## [Raw records]
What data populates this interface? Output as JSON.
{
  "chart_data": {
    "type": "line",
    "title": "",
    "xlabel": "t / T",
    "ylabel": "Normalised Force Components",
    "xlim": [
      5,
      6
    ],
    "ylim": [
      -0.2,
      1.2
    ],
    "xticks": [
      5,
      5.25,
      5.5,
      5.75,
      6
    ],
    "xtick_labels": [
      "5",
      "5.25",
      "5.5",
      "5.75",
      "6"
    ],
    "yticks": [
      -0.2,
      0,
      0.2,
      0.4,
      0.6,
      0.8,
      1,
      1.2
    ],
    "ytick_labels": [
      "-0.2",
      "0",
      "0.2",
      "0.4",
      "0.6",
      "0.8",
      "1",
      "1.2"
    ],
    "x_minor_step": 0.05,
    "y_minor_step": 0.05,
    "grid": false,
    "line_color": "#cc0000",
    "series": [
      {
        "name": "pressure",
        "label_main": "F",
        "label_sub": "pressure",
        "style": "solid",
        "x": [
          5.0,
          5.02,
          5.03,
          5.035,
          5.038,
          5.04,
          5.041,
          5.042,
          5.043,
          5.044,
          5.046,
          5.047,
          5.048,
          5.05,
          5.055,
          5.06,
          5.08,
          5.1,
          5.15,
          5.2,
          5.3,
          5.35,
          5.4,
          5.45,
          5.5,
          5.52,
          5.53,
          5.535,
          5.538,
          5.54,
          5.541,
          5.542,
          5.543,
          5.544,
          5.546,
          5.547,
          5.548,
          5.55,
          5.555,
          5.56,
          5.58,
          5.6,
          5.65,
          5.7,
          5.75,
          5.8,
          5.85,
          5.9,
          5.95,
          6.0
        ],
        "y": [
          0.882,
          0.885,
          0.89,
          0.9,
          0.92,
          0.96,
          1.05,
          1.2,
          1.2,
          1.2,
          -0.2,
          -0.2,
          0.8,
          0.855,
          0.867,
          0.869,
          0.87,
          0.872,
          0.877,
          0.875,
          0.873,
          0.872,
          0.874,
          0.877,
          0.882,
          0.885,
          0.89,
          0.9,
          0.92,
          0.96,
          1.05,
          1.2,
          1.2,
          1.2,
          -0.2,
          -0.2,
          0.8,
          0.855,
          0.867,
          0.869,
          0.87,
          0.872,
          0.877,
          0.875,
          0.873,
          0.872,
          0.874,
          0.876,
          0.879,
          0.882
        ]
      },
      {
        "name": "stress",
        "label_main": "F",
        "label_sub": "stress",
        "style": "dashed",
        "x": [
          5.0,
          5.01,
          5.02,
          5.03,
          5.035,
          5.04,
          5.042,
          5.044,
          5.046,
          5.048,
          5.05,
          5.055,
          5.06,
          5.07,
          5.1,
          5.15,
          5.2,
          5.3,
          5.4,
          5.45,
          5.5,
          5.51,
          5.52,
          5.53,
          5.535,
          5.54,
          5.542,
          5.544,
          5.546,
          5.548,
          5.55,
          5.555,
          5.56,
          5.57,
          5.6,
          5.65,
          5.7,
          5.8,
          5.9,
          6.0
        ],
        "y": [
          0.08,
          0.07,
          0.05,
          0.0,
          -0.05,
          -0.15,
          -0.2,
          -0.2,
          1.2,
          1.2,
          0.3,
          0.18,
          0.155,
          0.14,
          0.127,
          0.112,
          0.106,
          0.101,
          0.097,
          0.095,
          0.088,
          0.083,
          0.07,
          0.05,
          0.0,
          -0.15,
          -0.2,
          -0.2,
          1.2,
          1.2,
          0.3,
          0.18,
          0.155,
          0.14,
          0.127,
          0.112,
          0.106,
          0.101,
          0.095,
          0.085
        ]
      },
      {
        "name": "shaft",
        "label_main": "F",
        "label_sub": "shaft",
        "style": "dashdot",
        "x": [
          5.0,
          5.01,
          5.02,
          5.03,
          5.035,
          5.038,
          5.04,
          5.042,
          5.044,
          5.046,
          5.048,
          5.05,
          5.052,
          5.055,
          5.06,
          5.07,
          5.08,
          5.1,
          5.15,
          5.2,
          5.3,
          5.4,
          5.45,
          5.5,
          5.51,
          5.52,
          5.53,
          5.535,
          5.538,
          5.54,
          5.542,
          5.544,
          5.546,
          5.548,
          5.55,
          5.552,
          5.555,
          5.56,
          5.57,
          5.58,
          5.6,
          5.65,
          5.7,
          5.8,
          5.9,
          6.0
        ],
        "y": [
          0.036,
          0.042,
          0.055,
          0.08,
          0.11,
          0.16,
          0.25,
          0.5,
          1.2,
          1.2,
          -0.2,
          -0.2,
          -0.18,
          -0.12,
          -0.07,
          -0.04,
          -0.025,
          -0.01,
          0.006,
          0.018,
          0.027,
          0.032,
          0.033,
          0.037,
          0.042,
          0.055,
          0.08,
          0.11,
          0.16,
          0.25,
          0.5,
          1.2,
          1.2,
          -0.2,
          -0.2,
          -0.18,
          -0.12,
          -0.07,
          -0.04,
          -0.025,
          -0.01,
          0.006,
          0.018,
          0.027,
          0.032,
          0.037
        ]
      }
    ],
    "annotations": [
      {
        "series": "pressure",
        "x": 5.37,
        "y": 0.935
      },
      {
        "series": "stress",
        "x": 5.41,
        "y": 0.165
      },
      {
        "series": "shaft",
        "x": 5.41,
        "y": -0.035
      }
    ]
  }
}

## [Problem statement]
Reproduce all of the entries word for word.

## [Expected output]
What data populates this interface? Output as JSON.
{
  "chart_data": {
    "type": "line",
    "title": "",
    "xlabel": "t / T",
    "ylabel": "Normalised Force Components",
    "xlim": [
      5,
      6
    ],
    "ylim": [
      -0.2,
      1.2
    ],
    "xticks": [
      5,
      5.25,
      5.5,
      5.75,
      6
    ],
    "xtick_labels": [
      "5",
      "5.25",
      "5.5",
      "5.75",
      "6"
    ],
    "yticks": [
      -0.2,
      0,
      0.2,
      0.4,
      0.6,
      0.8,
      1,
      1.2
    ],
    "ytick_labels": [
      "-0.2",
      "0",
      "0.2",
      "0.4",
      "0.6",
      "0.8",
      "1",
      "1.2"
    ],
    "x_minor_step": 0.05,
    "y_minor_step": 0.05,
    "grid": false,
    "line_color": "#cc0000",
    "series": [
      {
        "name": "pressure",
        "label_main": "F",
        "label_sub": "pressure",
        "style": "solid",
        "x": [
          5.0,
          5.02,
          5.03,
          5.035,
          5.038,
          5.04,
          5.041,
          5.042,
          5.043,
          5.044,
          5.046,
          5.047,
          5.048,
          5.05,
          5.055,
          5.06,
          5.08,
          5.1,
          5.15,
          5.2,
          5.3,
          5.35,
          5.4,
          5.45,
          5.5,
          5.52,
          5.53,
          5.535,
          5.538,
          5.54,
          5.541,
          5.542,
          5.543,
          5.544,
          5.546,
          5.547,
          5.548,
          5.55,
          5.555,
          5.56,
          5.58,
          5.6,
          5.65,
          5.7,
          5.75,
          5.8,
          5.85,
          5.9,
          5.95,
          6.0
        ],
        "y": [
          0.882,
          0.885,
          0.89,
          0.9,
          0.92,
          0.96,
          1.05,
          1.2,
          1.2,
          1.2,
          -0.2,
          -0.2,
          0.8,
          0.855,
          0.867,
          0.869,
          0.87,
          0.872,
          0.877,
          0.875,
          0.873,
          0.872,
          0.874,
          0.877,
          0.882,
          0.885,
          0.89,
          0.9,
          0.92,
          0.96,
          1.05,
          1.2,
          1.2,
          1.2,
          -0.2,
          -0.2,
          0.8,
          0.855,
          0.867,
          0.869,
          0.87,
          0.872,
          0.877,
          0.875,
          0.873,
          0.872,
          0.874,
          0.876,
          0.879,
          0.882
        ]
      },
      {
        "name": "stress",
        "label_main": "F",
        "label_sub": "stress",
        "style": "dashed",
        "x": [
          5.0,
          5.01,
          5.02,
          5.03,
          5.035,
          5.04,
          5.042,
          5.044,
          5.046,
          5.048,
          5.05,
          5.055,
          5.06,
          5.07,
          5.1,
          5.15,
          5.2,
          5.3,
          5.4,
          5.45,
          5.5,
          5.51,
          5.52,
          5.53,
          5.535,
          5.54,
          5.542,
          5.544,
          5.546,
          5.548,
          5.55,
          5.555,
          5.56,
          5.57,
          5.6,
          5.65,
          5.7,
          5.8,
          5.9,
          6.0
        ],
        "y": [
          0.08,
          0.07,
          0.05,
          0.0,
          -0.05,
          -0.15,
          -0.2,
          -0.2,
          1.2,
          1.2,
          0.3,
          0.18,
          0.155,
          0.14,
          0.127,
          0.112,
          0.106,
          0.101,
          0.097,
          0.095,
          0.088,
          0.083,
          0.07,
          0.05,
          0.0,
          -0.15,
          -0.2,
          -0.2,
          1.2,
          1.2,
          0.3,
          0.18,
          0.155,
          0.14,
          0.127,
          0.112,
          0.106,
          0.101,
          0.095,
          0.085
        ]
      },
      {
        "name": "shaft",
        "label_main": "F",
        "label_sub": "shaft",
        "style": "dashdot",
        "x": [
          5.0,
          5.01,
          5.02,
          5.03,
          5.035,
          5.038,
          5.04,
          5.042,
          5.044,
          5.046,
          5.048,
          5.05,
          5.052,
          5.055,
          5.06,
          5.07,
          5.08,
          5.1,
          5.15,
          5.2,
          5.3,
          5.4,
          5.45,
          5.5,
          5.51,
          5.52,
          5.53,
          5.535,
          5.538,
          5.54,
          5.542,
          5.544,
          5.546,
          5.548,
          5.55,
          5.552,
          5.555,
          5.56,
          5.57,
          5.58,
          5.6,
          5.65,
          5.7,
          5.8,
          5.9,
          6.0
        ],
        "y": [
          0.036,
          0.042,
          0.055,
          0.08,
          0.11,
          0.16,
          0.25,
          0.5,
          1.2,
          1.2,
          -0.2,
          -0.2,
          -0.18,
          -0.12,
          -0.07,
          -0.04,
          -0.025,
          -0.01,
          0.006,
          0.018,
          0.027,
          0.032,
          0.033,
          0.037,
          0.042,
          0.055,
          0.08,
          0.11,
          0.16,
          0.25,
          0.5,
          1.2,
          1.2,
          -0.2,
          -0.2,
          -0.18,
          -0.12,
          -0.07,
          -0.04,
          -0.025,
          -0.01,
          0.006,
          0.018,
          0.027,
          0.032,
          0.037
        ]
      }
    ],
    "annotations": [
      {
        "series": "pressure",
        "x": 5.37,
        "y": 0.935
      },
      {
        "series": "stress",
        "x": 5.41,
        "y": 0.165
      },
      {
        "series": "shaft",
        "x": 5.41,
        "y": -0.035
      }
    ]
  }
}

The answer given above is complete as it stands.